State how many lines in the records hold the word "něho", giving the number and no other text.
******
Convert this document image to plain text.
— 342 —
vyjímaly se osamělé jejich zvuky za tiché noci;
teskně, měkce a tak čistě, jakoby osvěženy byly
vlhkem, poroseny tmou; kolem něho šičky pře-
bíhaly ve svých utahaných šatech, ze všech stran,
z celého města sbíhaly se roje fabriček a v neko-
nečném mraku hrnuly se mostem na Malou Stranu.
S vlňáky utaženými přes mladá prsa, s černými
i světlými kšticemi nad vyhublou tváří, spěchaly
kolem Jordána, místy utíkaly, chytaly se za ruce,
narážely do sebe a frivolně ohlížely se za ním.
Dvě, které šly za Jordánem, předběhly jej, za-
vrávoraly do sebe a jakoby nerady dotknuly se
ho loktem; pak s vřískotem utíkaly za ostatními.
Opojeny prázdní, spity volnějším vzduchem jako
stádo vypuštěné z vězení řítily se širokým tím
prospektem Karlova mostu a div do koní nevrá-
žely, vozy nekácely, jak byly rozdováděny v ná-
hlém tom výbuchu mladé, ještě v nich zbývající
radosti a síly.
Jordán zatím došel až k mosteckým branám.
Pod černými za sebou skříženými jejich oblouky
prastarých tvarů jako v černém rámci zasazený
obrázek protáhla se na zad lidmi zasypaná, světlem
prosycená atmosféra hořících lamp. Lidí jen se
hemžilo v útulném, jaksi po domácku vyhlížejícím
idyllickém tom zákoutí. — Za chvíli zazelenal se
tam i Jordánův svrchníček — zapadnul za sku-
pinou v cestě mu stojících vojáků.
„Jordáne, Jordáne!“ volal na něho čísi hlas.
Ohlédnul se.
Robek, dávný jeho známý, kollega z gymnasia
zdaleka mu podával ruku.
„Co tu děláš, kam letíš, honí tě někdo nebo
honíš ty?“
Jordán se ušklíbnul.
******
Finished answer:
2